WRITTEN PROBLEM - What number of lines hold the word "surface"? State that number and nothing besides.

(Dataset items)
%%
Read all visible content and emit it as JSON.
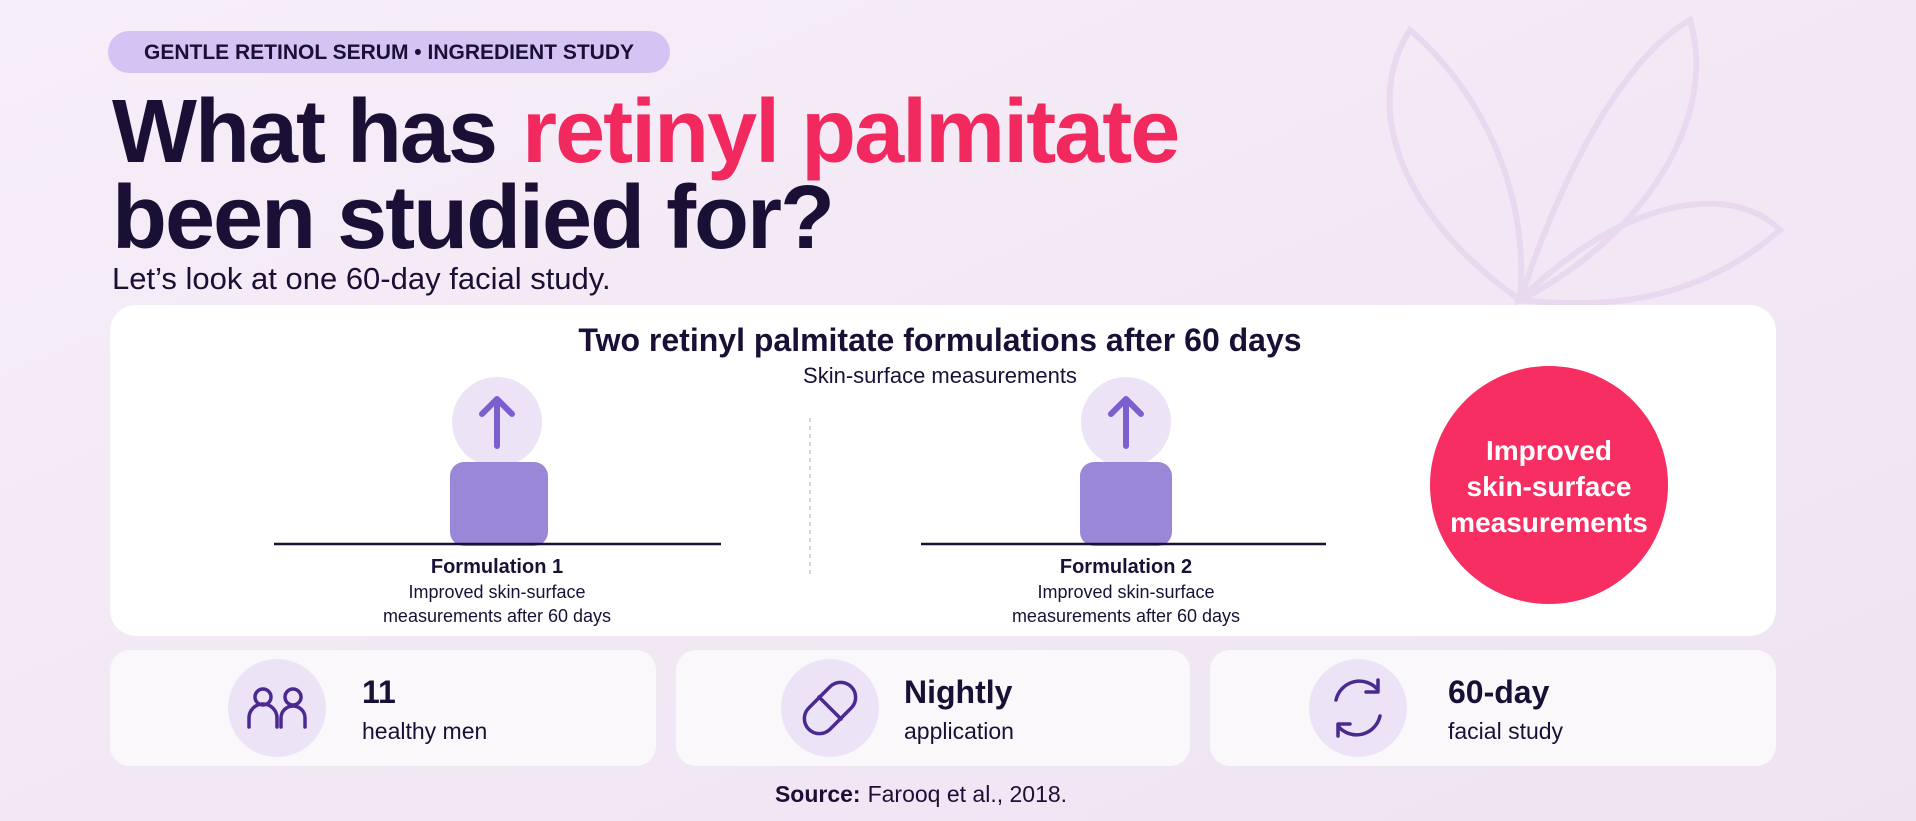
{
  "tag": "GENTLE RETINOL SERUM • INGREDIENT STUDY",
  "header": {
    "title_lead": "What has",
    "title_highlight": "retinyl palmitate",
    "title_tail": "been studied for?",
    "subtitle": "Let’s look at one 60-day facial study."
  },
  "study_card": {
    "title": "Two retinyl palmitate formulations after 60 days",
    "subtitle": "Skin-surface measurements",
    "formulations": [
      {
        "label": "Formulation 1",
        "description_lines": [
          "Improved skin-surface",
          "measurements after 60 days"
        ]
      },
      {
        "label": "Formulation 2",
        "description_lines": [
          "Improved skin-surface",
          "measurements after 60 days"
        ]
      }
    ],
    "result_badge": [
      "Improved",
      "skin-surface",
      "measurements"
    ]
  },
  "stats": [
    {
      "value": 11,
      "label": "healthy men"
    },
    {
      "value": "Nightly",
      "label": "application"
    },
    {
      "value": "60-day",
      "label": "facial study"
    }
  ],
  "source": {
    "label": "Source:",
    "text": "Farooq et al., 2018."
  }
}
%%
REPLY TO THE TASK - 4